**Aim:** Restate, word for word, every line of the data.

**Information shown:**

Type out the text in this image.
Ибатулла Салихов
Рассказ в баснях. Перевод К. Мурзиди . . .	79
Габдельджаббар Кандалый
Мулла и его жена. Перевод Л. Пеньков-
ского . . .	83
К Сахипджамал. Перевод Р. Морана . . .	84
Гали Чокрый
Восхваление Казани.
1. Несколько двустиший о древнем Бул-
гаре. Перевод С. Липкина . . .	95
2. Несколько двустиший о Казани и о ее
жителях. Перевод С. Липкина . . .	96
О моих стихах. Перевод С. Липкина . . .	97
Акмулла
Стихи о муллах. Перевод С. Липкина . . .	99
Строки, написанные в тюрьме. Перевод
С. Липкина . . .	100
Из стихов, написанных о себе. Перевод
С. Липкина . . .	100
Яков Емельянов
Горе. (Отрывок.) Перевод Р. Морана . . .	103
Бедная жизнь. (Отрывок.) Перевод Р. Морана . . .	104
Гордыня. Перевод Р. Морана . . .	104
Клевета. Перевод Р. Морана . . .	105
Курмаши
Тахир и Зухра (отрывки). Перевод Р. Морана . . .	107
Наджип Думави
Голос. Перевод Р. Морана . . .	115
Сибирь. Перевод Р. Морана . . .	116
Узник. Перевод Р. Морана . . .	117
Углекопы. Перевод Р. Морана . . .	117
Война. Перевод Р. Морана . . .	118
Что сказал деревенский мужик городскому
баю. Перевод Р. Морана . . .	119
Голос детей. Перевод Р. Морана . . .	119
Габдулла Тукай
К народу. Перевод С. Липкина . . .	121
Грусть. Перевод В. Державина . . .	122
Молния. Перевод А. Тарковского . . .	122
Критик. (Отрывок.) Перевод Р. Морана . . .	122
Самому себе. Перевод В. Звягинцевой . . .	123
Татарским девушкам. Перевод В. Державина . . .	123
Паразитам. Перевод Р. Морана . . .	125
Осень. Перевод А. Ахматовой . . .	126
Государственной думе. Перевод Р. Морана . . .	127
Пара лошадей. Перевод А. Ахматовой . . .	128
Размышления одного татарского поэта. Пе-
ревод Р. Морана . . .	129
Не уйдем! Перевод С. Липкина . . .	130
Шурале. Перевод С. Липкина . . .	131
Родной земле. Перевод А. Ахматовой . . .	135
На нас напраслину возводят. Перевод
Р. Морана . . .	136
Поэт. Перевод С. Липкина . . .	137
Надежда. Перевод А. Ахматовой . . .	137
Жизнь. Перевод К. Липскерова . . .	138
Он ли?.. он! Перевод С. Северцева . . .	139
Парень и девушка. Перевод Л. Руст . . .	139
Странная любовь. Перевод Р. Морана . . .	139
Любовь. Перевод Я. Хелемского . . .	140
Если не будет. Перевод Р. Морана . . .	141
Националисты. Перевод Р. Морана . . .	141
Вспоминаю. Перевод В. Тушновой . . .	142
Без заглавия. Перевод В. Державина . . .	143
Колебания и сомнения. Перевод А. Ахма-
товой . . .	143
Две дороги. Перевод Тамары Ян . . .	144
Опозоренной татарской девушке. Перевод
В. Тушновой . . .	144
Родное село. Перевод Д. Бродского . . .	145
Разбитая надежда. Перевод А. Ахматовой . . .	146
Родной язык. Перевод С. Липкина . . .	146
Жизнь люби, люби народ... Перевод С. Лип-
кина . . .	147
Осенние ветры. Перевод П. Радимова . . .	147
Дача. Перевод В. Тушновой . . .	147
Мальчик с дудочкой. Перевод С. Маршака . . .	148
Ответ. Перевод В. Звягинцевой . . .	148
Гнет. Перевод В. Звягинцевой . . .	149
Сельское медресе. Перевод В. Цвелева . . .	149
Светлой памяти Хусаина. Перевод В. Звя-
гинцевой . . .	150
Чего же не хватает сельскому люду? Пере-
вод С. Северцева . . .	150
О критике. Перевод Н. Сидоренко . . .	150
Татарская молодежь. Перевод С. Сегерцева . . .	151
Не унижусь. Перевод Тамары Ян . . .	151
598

**Solution below:**
Type out the text in this image.
Ибатулла Салихов
Рассказ в баснях. Перевод К. Мурзиди . . .	79
Габдельджаббар Кандалый
Мулла и его жена. Перевод Л. Пеньков-
ского . . .	83
К Сахипджамал. Перевод Р. Морана . . .	84
Гали Чокрый
Восхваление Казани.
1. Несколько двустиший о древнем Бул-
гаре. Перевод С. Липкина . . .	95
2. Несколько двустиший о Казани и о ее
жителях. Перевод С. Липкина . . .	96
О моих стихах. Перевод С. Липкина . . .	97
Акмулла
Стихи о муллах. Перевод С. Липкина . . .	99
Строки, написанные в тюрьме. Перевод
С. Липкина . . .	100
Из стихов, написанных о себе. Перевод
С. Липкина . . .	100
Яков Емельянов
Горе. (Отрывок.) Перевод Р. Морана . . .	103
Бедная жизнь. (Отрывок.) Перевод Р. Морана . . .	104
Гордыня. Перевод Р. Морана . . .	104
Клевета. Перевод Р. Морана . . .	105
Курмаши
Тахир и Зухра (отрывки). Перевод Р. Морана . . .	107
Наджип Думави
Голос. Перевод Р. Морана . . .	115
Сибирь. Перевод Р. Морана . . .	116
Узник. Перевод Р. Морана . . .	117
Углекопы. Перевод Р. Морана . . .	117
Война. Перевод Р. Морана . . .	118
Что сказал деревенский мужик городскому
баю. Перевод Р. Морана . . .	119
Голос детей. Перевод Р. Морана . . .	119
Габдулла Тукай
К народу. Перевод С. Липкина . . .	121
Грусть. Перевод В. Державина . . .	122
Молния. Перевод А. Тарковского . . .	122
Критик. (Отрывок.) Перевод Р. Морана . . .	122
Самому себе. Перевод В. Звягинцевой . . .	123
Татарским девушкам. Перевод В. Державина . . .	123
Паразитам. Перевод Р. Морана . . .	125
Осень. Перевод А. Ахматовой . . .	126
Государственной думе. Перевод Р. Морана . . .	127
Пара лошадей. Перевод А. Ахматовой . . .	128
Размышления одного татарского поэта. Пе-
ревод Р. Морана . . .	129
Не уйдем! Перевод С. Липкина . . .	130
Шурале. Перевод С. Липкина . . .	131
Родной земле. Перевод А. Ахматовой . . .	135
На нас напраслину возводят. Перевод
Р. Морана . . .	136
Поэт. Перевод С. Липкина . . .	137
Надежда. Перевод А. Ахматовой . . .	137
Жизнь. Перевод К. Липскерова . . .	138
Он ли?.. он! Перевод С. Северцева . . .	139
Парень и девушка. Перевод Л. Руст . . .	139
Странная любовь. Перевод Р. Морана . . .	139
Любовь. Перевод Я. Хелемского . . .	140
Если не будет. Перевод Р. Морана . . .	141
Националисты. Перевод Р. Морана . . .	141
Вспоминаю. Перевод В. Тушновой . . .	142
Без заглавия. Перевод В. Державина . . .	143
Колебания и сомнения. Перевод А. Ахма-
товой . . .	143
Две дороги. Перевод Тамары Ян . . .	144
Опозоренной татарской девушке. Перевод
В. Тушновой . . .	144
Родное село. Перевод Д. Бродского . . .	145
Разбитая надежда. Перевод А. Ахматовой . . .	146
Родной язык. Перевод С. Липкина . . .	146
Жизнь люби, люби народ... Перевод С. Лип-
кина . . .	147
Осенние ветры. Перевод П. Радимова . . .	147
Дача. Перевод В. Тушновой . . .	147
Мальчик с дудочкой. Перевод С. Маршака . . .	148
Ответ. Перевод В. Звягинцевой . . .	148
Гнет. Перевод В. Звягинцевой . . .	149
Сельское медресе. Перевод В. Цвелева . . .	149
Светлой памяти Хусаина. Перевод В. Звя-
гинцевой . . .	150
Чего же не хватает сельскому люду? Пере-
вод С. Северцева . . .	150
О критике. Перевод Н. Сидоренко . . .	150
Татарская молодежь. Перевод С. Сегерцева . . .	151
Не унижусь. Перевод Тамары Ян . . .	151
598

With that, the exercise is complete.